Using the entries that follow, count the lines containing the word "عائشة" and give that number by itself.

— START Excerpted records —

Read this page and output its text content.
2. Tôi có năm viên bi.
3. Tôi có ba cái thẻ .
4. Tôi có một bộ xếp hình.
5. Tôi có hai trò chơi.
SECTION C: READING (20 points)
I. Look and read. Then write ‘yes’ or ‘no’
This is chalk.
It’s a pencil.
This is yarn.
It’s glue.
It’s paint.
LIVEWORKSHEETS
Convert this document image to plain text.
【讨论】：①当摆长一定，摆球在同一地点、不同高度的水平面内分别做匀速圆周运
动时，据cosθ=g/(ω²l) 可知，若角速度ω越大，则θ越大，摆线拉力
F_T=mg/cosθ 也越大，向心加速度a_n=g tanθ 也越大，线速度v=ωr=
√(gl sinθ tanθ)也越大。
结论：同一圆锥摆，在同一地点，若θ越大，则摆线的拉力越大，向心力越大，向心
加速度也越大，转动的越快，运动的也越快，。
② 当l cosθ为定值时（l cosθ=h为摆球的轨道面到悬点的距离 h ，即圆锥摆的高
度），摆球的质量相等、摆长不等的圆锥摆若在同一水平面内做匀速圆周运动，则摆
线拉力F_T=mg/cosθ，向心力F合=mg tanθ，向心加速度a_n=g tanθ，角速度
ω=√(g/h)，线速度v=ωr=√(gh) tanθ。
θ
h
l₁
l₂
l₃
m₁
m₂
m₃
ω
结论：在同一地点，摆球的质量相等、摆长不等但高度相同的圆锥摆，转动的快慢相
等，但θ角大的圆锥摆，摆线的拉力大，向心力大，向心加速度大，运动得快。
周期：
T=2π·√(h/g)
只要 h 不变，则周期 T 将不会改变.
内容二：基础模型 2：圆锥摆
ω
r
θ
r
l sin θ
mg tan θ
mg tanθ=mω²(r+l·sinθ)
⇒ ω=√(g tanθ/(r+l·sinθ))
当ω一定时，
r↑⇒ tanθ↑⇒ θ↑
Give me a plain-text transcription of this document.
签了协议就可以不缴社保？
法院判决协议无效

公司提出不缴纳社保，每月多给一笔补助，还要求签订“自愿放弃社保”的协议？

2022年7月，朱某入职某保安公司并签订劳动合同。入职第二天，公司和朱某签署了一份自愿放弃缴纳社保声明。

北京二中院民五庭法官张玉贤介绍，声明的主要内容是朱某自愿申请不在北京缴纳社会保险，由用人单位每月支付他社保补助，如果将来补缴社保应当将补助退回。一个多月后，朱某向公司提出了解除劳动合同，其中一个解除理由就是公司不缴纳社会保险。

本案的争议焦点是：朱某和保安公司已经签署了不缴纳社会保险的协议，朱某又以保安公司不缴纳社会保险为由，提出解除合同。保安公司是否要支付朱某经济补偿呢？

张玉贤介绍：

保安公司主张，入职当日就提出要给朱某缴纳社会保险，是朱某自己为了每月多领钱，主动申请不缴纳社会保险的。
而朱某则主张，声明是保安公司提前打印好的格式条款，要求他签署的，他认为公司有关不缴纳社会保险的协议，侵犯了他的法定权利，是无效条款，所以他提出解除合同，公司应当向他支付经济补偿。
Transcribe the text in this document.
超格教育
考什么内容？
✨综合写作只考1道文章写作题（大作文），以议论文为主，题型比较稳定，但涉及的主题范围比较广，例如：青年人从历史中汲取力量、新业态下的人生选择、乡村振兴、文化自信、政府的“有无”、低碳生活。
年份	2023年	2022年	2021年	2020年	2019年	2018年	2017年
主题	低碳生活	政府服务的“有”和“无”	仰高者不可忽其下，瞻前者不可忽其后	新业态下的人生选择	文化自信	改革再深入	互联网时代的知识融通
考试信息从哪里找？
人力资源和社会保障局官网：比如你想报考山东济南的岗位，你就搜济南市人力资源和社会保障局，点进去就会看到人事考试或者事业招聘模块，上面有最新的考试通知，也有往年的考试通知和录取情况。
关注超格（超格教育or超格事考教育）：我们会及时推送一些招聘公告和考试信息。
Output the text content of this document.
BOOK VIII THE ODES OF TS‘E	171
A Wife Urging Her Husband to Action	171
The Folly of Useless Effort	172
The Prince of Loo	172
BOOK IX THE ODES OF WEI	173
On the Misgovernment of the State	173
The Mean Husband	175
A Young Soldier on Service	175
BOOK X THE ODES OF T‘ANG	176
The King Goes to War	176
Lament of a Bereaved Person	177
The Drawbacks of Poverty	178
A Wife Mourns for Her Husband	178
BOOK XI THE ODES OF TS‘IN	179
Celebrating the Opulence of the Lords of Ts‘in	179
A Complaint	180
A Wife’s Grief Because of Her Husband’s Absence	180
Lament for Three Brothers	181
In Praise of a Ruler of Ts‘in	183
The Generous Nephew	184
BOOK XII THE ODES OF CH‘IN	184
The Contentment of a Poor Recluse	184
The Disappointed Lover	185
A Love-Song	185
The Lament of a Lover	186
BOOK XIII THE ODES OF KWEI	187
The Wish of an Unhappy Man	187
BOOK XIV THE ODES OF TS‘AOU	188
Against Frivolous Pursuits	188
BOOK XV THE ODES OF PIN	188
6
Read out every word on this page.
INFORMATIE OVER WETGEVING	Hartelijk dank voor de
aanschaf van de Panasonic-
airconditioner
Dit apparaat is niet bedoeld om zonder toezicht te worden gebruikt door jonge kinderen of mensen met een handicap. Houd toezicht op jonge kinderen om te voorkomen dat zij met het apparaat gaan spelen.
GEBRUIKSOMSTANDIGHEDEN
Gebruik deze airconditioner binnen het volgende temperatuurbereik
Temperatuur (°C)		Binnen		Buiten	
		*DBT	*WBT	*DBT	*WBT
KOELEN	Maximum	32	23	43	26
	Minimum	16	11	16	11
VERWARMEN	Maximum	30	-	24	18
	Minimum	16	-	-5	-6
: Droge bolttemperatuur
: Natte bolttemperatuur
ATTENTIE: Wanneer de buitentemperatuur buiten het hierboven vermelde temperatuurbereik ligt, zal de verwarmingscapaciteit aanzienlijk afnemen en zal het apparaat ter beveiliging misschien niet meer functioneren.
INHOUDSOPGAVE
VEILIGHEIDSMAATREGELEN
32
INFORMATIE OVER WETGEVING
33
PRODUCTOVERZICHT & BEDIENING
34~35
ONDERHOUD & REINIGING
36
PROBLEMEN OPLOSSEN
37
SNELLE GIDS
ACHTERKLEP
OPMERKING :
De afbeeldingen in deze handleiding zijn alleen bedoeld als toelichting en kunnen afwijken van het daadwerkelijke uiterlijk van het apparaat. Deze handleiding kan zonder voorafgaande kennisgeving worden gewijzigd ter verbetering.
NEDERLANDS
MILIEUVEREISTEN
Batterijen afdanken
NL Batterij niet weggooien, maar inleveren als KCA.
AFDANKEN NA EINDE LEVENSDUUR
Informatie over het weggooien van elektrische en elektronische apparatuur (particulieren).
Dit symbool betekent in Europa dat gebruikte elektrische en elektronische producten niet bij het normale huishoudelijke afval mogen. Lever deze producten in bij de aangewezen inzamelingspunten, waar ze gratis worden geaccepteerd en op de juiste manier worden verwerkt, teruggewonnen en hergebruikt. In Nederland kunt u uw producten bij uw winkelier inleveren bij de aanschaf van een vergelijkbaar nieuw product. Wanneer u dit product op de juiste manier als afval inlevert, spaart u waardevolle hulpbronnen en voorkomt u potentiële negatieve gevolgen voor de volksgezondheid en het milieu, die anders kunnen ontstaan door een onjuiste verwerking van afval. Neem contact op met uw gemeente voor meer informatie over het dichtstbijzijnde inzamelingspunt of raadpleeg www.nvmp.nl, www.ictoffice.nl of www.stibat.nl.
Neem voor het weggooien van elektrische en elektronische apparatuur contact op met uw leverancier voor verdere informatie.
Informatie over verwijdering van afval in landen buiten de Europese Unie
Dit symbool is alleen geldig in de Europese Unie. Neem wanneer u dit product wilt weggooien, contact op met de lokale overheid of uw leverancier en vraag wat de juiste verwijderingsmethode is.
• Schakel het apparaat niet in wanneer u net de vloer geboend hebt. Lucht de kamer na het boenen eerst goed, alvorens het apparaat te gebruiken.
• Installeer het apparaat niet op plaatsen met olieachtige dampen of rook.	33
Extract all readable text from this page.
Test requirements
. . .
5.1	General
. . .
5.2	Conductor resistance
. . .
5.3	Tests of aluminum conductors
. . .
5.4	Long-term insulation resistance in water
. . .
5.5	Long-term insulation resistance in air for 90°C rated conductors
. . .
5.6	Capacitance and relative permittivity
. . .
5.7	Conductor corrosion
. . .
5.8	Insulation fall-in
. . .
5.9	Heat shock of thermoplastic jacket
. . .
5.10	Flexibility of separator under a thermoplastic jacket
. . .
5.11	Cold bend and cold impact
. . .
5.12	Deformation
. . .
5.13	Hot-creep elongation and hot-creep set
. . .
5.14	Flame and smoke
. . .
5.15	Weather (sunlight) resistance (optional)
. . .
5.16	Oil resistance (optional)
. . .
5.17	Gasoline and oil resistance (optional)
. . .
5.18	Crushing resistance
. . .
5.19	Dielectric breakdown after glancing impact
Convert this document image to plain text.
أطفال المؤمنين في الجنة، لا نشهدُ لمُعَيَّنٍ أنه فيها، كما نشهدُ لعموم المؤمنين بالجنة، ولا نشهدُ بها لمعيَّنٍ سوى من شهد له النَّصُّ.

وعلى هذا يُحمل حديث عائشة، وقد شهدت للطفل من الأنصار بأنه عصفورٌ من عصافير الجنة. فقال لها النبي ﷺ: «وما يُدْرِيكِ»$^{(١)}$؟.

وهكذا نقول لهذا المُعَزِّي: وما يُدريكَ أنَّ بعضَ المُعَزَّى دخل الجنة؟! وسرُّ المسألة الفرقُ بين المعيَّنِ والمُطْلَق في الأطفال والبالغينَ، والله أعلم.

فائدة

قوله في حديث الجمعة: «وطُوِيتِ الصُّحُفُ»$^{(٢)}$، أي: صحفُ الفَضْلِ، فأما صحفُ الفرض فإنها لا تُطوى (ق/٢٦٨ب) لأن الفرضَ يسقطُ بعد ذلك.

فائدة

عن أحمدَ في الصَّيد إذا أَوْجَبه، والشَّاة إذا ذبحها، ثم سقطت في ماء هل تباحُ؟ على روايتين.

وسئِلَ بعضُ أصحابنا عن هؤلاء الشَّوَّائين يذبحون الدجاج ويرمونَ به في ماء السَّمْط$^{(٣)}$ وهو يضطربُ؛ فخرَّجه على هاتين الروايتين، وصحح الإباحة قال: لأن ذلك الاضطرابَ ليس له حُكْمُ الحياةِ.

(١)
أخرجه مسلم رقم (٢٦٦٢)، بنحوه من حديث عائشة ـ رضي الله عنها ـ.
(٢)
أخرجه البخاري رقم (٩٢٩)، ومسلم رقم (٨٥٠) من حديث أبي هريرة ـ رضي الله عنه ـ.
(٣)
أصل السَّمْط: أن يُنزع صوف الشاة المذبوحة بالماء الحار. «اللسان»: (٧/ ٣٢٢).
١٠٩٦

— END Excerpted records —

§ Solution to the exercise
2